Direction:
Search the listing for the string "hello" and copy every line that contains it.

Extracted entries:
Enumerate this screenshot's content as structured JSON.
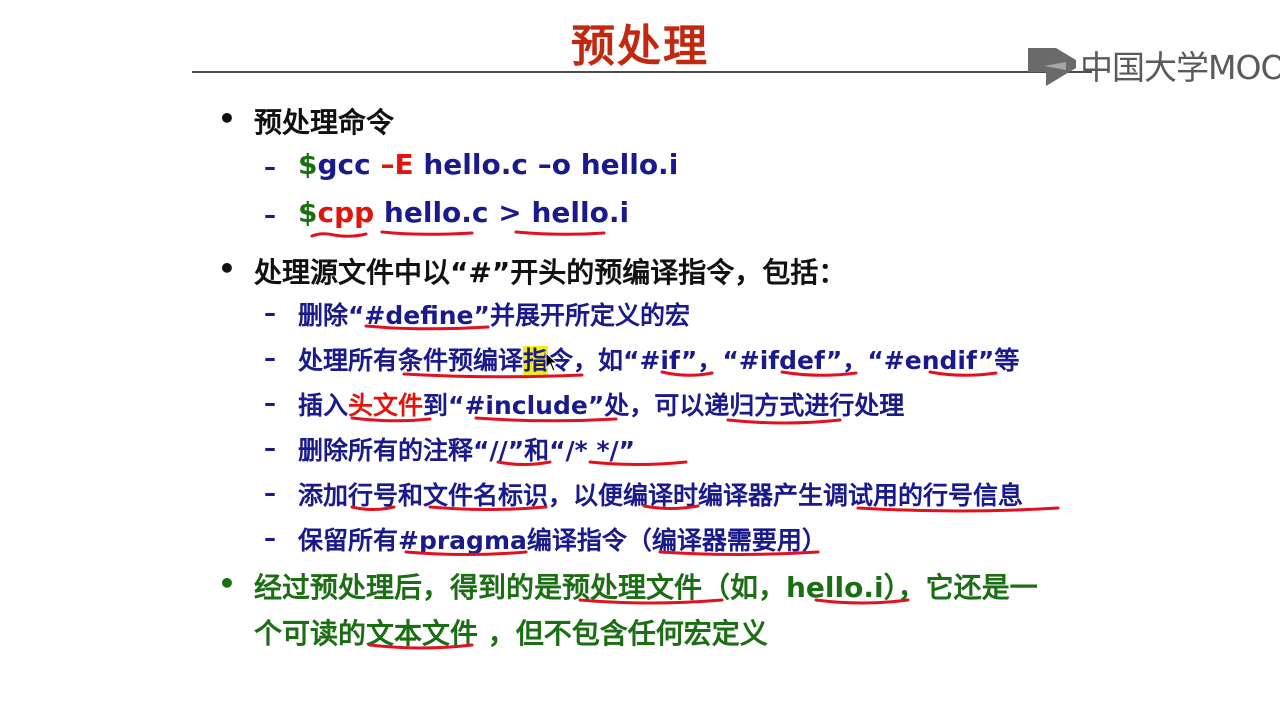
{
  "slide": {
    "title": "预处理",
    "watermark": "中国大学MOOC",
    "colors": {
      "title": "#c0280f",
      "body_black": "#111111",
      "body_blue": "#1a1a8c",
      "command_green": "#1c6e14",
      "command_red": "#e0160c",
      "annotation_red": "#e3101f",
      "highlight": "#f2ec1c",
      "summary_green": "#1c6e14"
    },
    "bullet_symbol": "•",
    "dash_symbol": "–",
    "section1": {
      "heading": "预处理命令",
      "cmd1": {
        "prompt": "$",
        "program": "gcc",
        "flag": "–E",
        "args": "hello.c –o hello.i"
      },
      "cmd2": {
        "prompt": "$",
        "program": "cpp",
        "input": "hello.c",
        "redirect": ">",
        "output": "hello.i"
      }
    },
    "section2": {
      "heading": "处理源文件中以“#”开头的预编译指令，包括：",
      "items": [
        {
          "text": "删除“#define”并展开所定义的宏"
        },
        {
          "before": "处理所有条件预编译",
          "highlight": "指",
          "after": "令，如“#if”，“#ifdef”，“#endif”等"
        },
        {
          "prefix": "插入",
          "red": "头文件",
          "suffix": "到“#include”处，可以递归方式进行处理"
        },
        {
          "text": "删除所有的注释“//”和“/* */”"
        },
        {
          "text": "添加行号和文件名标识，以便编译时编译器产生调试用的行号信息"
        },
        {
          "text": "保留所有#pragma编译指令（编译器需要用）"
        }
      ]
    },
    "section3": {
      "line1": "经过预处理后，得到的是预处理文件（如，hello.i），它还是一",
      "line2": "个可读的文本文件 ，但不包含任何宏定义"
    }
  }
}
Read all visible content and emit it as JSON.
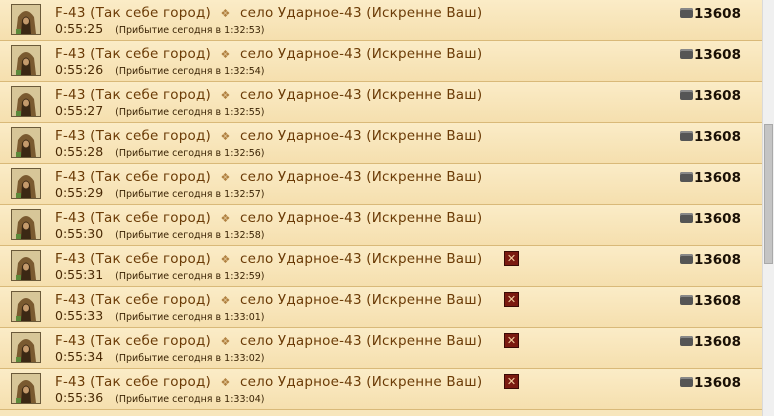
{
  "rows": [
    {
      "from_code": "F-43",
      "from_name": "(Так себе город)",
      "to_name": "село Ударное-43",
      "to_player": "(Искренне Ваш)",
      "time": "0:55:25",
      "arrival": "(Прибытие сегодня в 1:32:53)",
      "amount": "13608",
      "cancel": false
    },
    {
      "from_code": "F-43",
      "from_name": "(Так себе город)",
      "to_name": "село Ударное-43",
      "to_player": "(Искренне Ваш)",
      "time": "0:55:26",
      "arrival": "(Прибытие сегодня в 1:32:54)",
      "amount": "13608",
      "cancel": false
    },
    {
      "from_code": "F-43",
      "from_name": "(Так себе город)",
      "to_name": "село Ударное-43",
      "to_player": "(Искренне Ваш)",
      "time": "0:55:27",
      "arrival": "(Прибытие сегодня в 1:32:55)",
      "amount": "13608",
      "cancel": false
    },
    {
      "from_code": "F-43",
      "from_name": "(Так себе город)",
      "to_name": "село Ударное-43",
      "to_player": "(Искренне Ваш)",
      "time": "0:55:28",
      "arrival": "(Прибытие сегодня в 1:32:56)",
      "amount": "13608",
      "cancel": false
    },
    {
      "from_code": "F-43",
      "from_name": "(Так себе город)",
      "to_name": "село Ударное-43",
      "to_player": "(Искренне Ваш)",
      "time": "0:55:29",
      "arrival": "(Прибытие сегодня в 1:32:57)",
      "amount": "13608",
      "cancel": false
    },
    {
      "from_code": "F-43",
      "from_name": "(Так себе город)",
      "to_name": "село Ударное-43",
      "to_player": "(Искренне Ваш)",
      "time": "0:55:30",
      "arrival": "(Прибытие сегодня в 1:32:58)",
      "amount": "13608",
      "cancel": false
    },
    {
      "from_code": "F-43",
      "from_name": "(Так себе город)",
      "to_name": "село Ударное-43",
      "to_player": "(Искренне Ваш)",
      "time": "0:55:31",
      "arrival": "(Прибытие сегодня в 1:32:59)",
      "amount": "13608",
      "cancel": true
    },
    {
      "from_code": "F-43",
      "from_name": "(Так себе город)",
      "to_name": "село Ударное-43",
      "to_player": "(Искренне Ваш)",
      "time": "0:55:33",
      "arrival": "(Прибытие сегодня в 1:33:01)",
      "amount": "13608",
      "cancel": true
    },
    {
      "from_code": "F-43",
      "from_name": "(Так себе город)",
      "to_name": "село Ударное-43",
      "to_player": "(Искренне Ваш)",
      "time": "0:55:34",
      "arrival": "(Прибытие сегодня в 1:33:02)",
      "amount": "13608",
      "cancel": true
    },
    {
      "from_code": "F-43",
      "from_name": "(Так себе город)",
      "to_name": "село Ударное-43",
      "to_player": "(Искренне Ваш)",
      "time": "0:55:36",
      "arrival": "(Прибытие сегодня в 1:33:04)",
      "amount": "13608",
      "cancel": true
    }
  ],
  "icons": {
    "avatar": "hooded-figure-avatar-icon",
    "separator": "arrow-right-icon",
    "cancel": "close-icon",
    "resource": "cart-icon"
  },
  "cancel_glyph": "✕",
  "colors": {
    "row_bg": "#f7e6bd",
    "text": "#6b3b06",
    "cancel_bg": "#7a1a10"
  }
}
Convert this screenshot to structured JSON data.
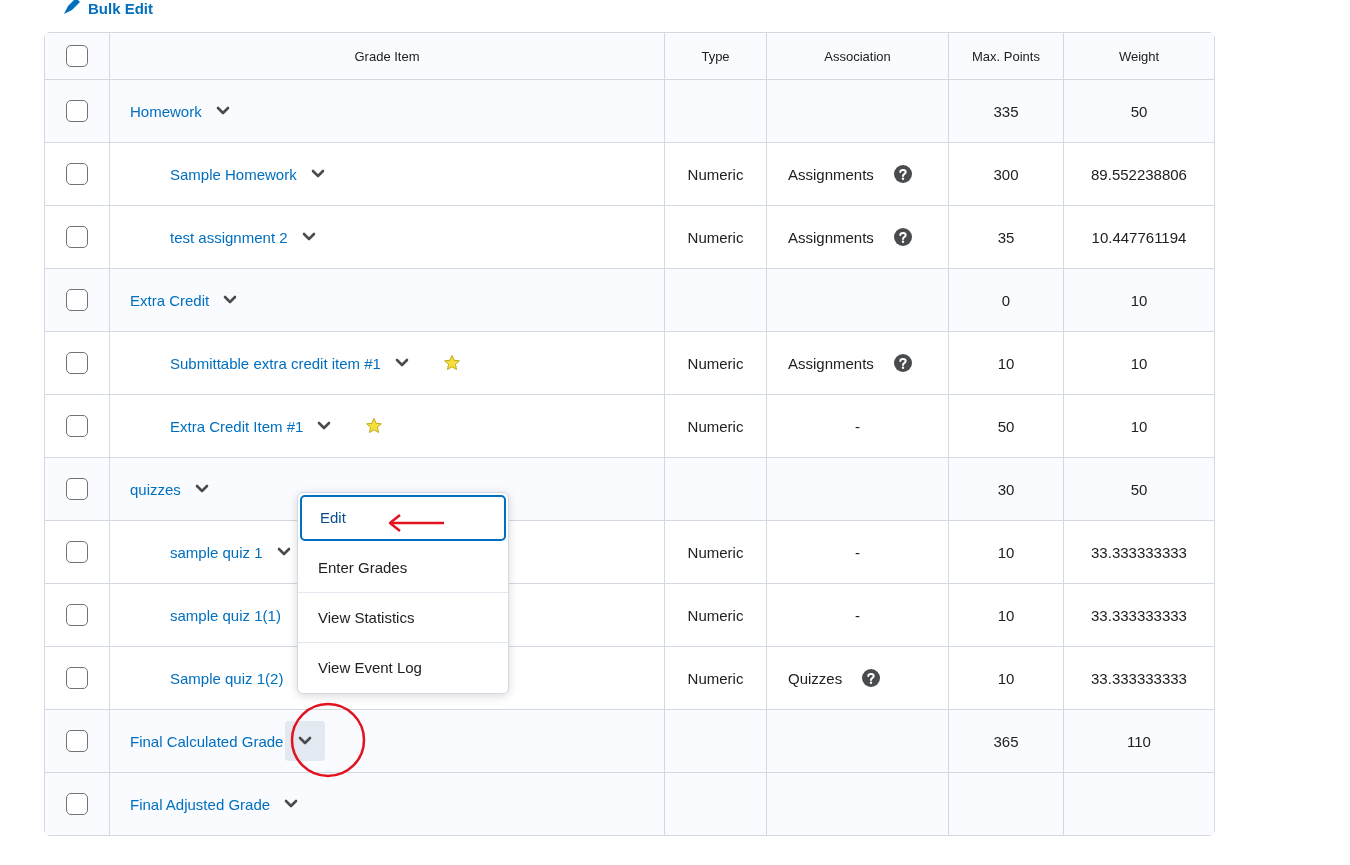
{
  "toolbar": {
    "bulk_edit": "Bulk Edit"
  },
  "table": {
    "header_checked": false,
    "columns": [
      "Grade Item",
      "Type",
      "Association",
      "Max. Points",
      "Weight"
    ],
    "rows": [
      {
        "name": "Homework",
        "checked": false,
        "type": "",
        "association": "",
        "help": false,
        "bonus": false,
        "active": false,
        "max_points": "335",
        "weight": "50",
        "children": [
          {
            "name": "Sample Homework",
            "checked": false,
            "type": "Numeric",
            "association": "Assignments",
            "help": true,
            "bonus": false,
            "active": false,
            "max_points": "300",
            "weight": "89.552238806"
          },
          {
            "name": "test assignment 2",
            "checked": false,
            "type": "Numeric",
            "association": "Assignments",
            "help": true,
            "bonus": false,
            "active": false,
            "max_points": "35",
            "weight": "10.447761194"
          }
        ]
      },
      {
        "name": "Extra Credit",
        "checked": false,
        "type": "",
        "association": "",
        "help": false,
        "bonus": false,
        "active": false,
        "max_points": "0",
        "weight": "10",
        "children": [
          {
            "name": "Submittable extra credit item #1",
            "checked": false,
            "type": "Numeric",
            "association": "Assignments",
            "help": true,
            "bonus": true,
            "active": false,
            "max_points": "10",
            "weight": "10"
          },
          {
            "name": "Extra Credit Item #1",
            "checked": false,
            "type": "Numeric",
            "association": "-",
            "help": false,
            "bonus": true,
            "active": false,
            "max_points": "50",
            "weight": "10"
          }
        ]
      },
      {
        "name": "quizzes",
        "checked": false,
        "type": "",
        "association": "",
        "help": false,
        "bonus": false,
        "active": false,
        "max_points": "30",
        "weight": "50",
        "children": [
          {
            "name": "sample quiz 1",
            "checked": false,
            "type": "Numeric",
            "association": "-",
            "help": false,
            "bonus": false,
            "active": false,
            "max_points": "10",
            "weight": "33.333333333"
          },
          {
            "name": "sample quiz 1(1)",
            "checked": false,
            "type": "Numeric",
            "association": "-",
            "help": false,
            "bonus": false,
            "chevron_hidden": true,
            "max_points": "10",
            "weight": "33.333333333"
          },
          {
            "name": "Sample quiz 1(2)",
            "checked": false,
            "type": "Numeric",
            "association": "Quizzes",
            "help": true,
            "bonus": false,
            "chevron_hidden": true,
            "max_points": "10",
            "weight": "33.333333333"
          }
        ]
      },
      {
        "name": "Final Calculated Grade",
        "checked": false,
        "type": "",
        "association": "",
        "help": false,
        "bonus": false,
        "active": true,
        "max_points": "365",
        "weight": "110"
      },
      {
        "name": "Final Adjusted Grade",
        "checked": false,
        "type": "",
        "association": "",
        "help": false,
        "bonus": false,
        "active": false,
        "max_points": "",
        "weight": ""
      }
    ]
  },
  "context_menu": {
    "items": [
      {
        "label": "Edit",
        "selected": true
      },
      {
        "label": "Enter Grades",
        "selected": false
      },
      {
        "label": "View Statistics",
        "selected": false
      },
      {
        "label": "View Event Log",
        "selected": false
      }
    ]
  }
}
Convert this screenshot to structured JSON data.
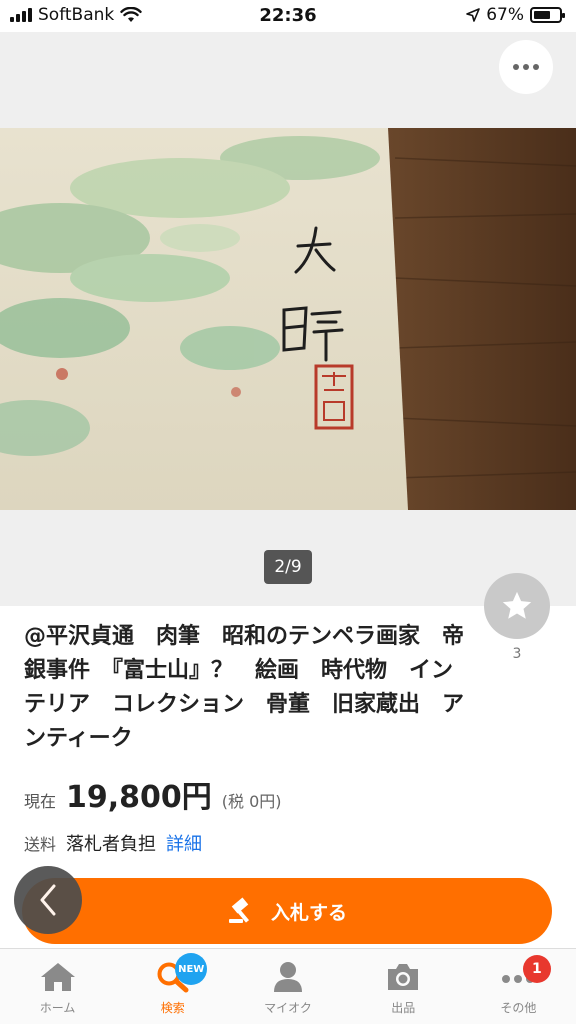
{
  "status_bar": {
    "carrier": "SoftBank",
    "time": "22:36",
    "battery_percent": "67%",
    "battery_level": 0.67
  },
  "gallery": {
    "page_indicator": "2/9",
    "photo_signature": "大暐"
  },
  "item": {
    "title": "@平沢貞通　肉筆　昭和のテンペラ画家　帝銀事件　『富士山』？　絵画　時代物　インテリア　コレクション　骨董　旧家蔵出　アンティーク",
    "watch_count": "3",
    "price_label": "現在",
    "price": "19,800円",
    "tax": "(税 0円)",
    "shipping_label": "送料",
    "shipping_value": "落札者負担",
    "shipping_detail": "詳細",
    "bid_label": "入札する"
  },
  "tabs": [
    {
      "label": "ホーム",
      "icon": "home-icon"
    },
    {
      "label": "検索",
      "icon": "search-icon",
      "badge": "NEW"
    },
    {
      "label": "マイオク",
      "icon": "person-icon"
    },
    {
      "label": "出品",
      "icon": "camera-icon"
    },
    {
      "label": "その他",
      "icon": "more-icon",
      "badge": "1"
    }
  ],
  "colors": {
    "accent": "#ff6f00",
    "link": "#1a73e8",
    "new_badge": "#1fa3f0",
    "count_badge": "#e8382e"
  }
}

The response:
        "args": "hello.c –o hello.i"
        "input": "hello.c",
        "output": "hello.i"
      "line1": "经过预处理后，得到的是预处理文件（如，hello.i），它还是一",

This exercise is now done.